> WHAT YOU WILL DO: Where a line of the material contains the string "JSON", copy that line.

Collected data entries
[start]

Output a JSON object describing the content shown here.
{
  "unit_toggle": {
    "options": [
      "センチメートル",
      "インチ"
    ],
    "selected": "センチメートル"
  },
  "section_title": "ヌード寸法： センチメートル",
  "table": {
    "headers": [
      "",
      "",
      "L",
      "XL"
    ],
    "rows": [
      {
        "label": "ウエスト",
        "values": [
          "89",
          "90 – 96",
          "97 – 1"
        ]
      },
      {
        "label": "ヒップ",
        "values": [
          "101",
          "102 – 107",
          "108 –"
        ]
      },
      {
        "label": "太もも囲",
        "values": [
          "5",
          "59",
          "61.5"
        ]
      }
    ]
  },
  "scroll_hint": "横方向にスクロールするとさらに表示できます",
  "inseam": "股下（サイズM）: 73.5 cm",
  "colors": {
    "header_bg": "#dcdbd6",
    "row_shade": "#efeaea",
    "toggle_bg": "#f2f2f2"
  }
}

[end]
[start]

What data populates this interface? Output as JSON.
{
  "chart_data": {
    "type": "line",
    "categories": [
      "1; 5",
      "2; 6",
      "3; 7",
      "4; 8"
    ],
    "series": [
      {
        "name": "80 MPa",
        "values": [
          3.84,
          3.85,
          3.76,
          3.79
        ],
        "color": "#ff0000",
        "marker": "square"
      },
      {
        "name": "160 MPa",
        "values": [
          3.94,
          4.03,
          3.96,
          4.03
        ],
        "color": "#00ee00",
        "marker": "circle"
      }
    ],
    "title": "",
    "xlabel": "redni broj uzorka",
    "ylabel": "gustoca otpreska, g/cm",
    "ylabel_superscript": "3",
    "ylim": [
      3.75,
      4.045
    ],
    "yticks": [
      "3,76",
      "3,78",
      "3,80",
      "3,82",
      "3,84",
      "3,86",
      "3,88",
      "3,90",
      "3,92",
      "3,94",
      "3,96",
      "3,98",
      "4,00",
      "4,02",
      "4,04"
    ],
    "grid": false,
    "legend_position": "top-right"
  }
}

[end]

> OUTPUT OF THE EXERCISE:
Output a JSON object describing the content shown here.
What data populates this interface? Output as JSON.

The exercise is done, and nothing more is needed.